Stored records:
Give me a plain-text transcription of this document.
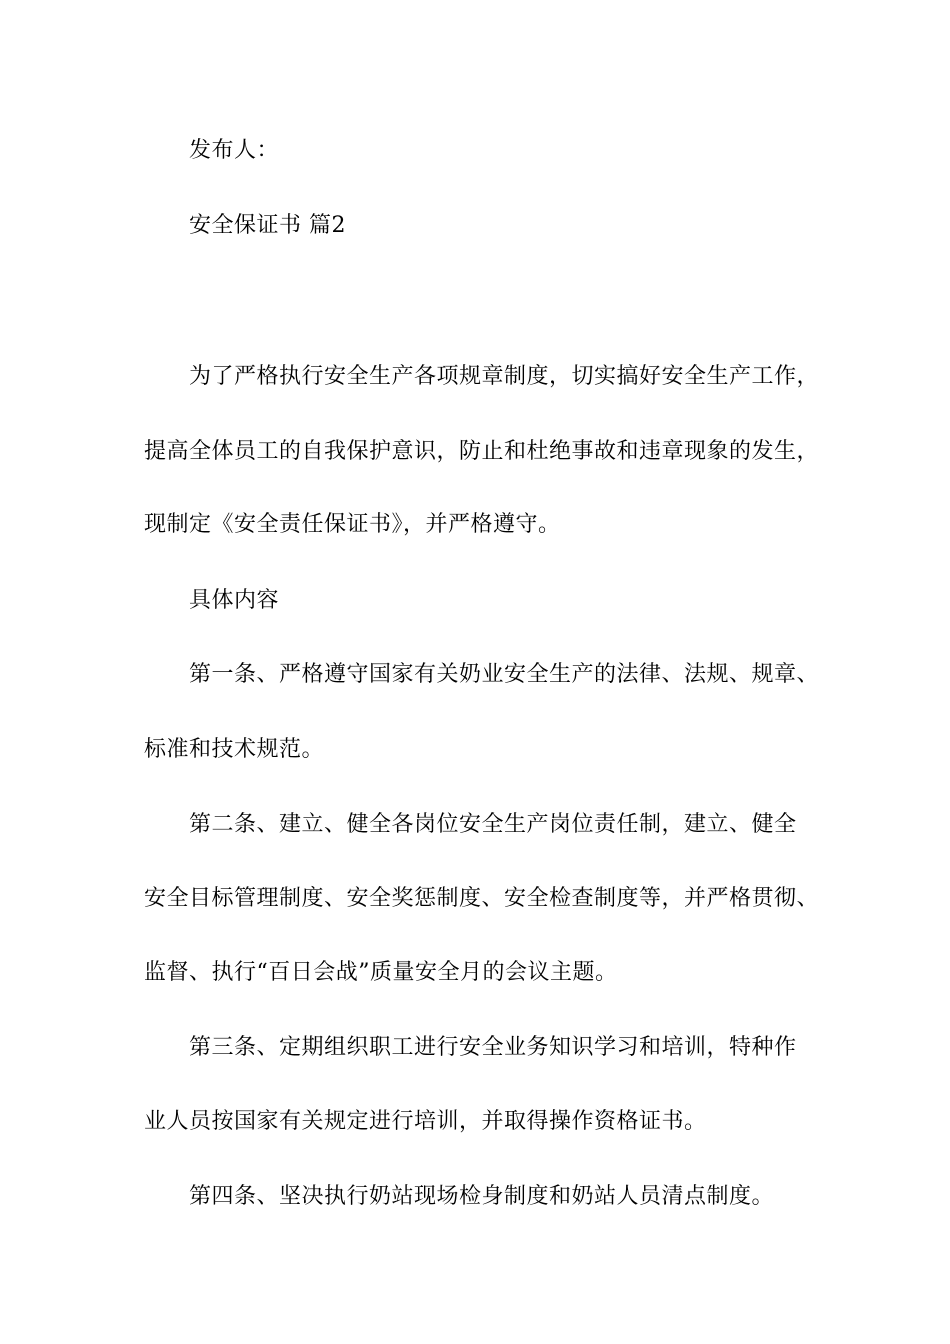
发布人：
安全保证书 篇2
为了严格执行安全生产各项规章制度，切实搞好安全生产工作，
提高全体员工的自我保护意识，防止和杜绝事故和违章现象的发生，
现制定《安全责任保证书》，并严格遵守。
具体内容
第一条、严格遵守国家有关奶业安全生产的法律、法规、规章、
标准和技术规范。
第二条、建立、健全各岗位安全生产岗位责任制，建立、健全
安全目标管理制度、安全奖惩制度、安全检查制度等，并严格贯彻、
监督、执行“百日会战”质量安全月的会议主题。
第三条、定期组织职工进行安全业务知识学习和培训，特种作
业人员按国家有关规定进行培训，并取得操作资格证书。
第四条、坚决执行奶站现场检身制度和奶站人员清点制度。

Exercise requirements: Without the pictures, reproduce every line of the records above exactly.

Reply to the exercise:
Give me a plain-text transcription of this document.
发布人：
安全保证书 篇2
为了严格执行安全生产各项规章制度，切实搞好安全生产工作，
提高全体员工的自我保护意识，防止和杜绝事故和违章现象的发生，
现制定《安全责任保证书》，并严格遵守。
具体内容
第一条、严格遵守国家有关奶业安全生产的法律、法规、规章、
标准和技术规范。
第二条、建立、健全各岗位安全生产岗位责任制，建立、健全
安全目标管理制度、安全奖惩制度、安全检查制度等，并严格贯彻、
监督、执行“百日会战”质量安全月的会议主题。
第三条、定期组织职工进行安全业务知识学习和培训，特种作
业人员按国家有关规定进行培训，并取得操作资格证书。
第四条、坚决执行奶站现场检身制度和奶站人员清点制度。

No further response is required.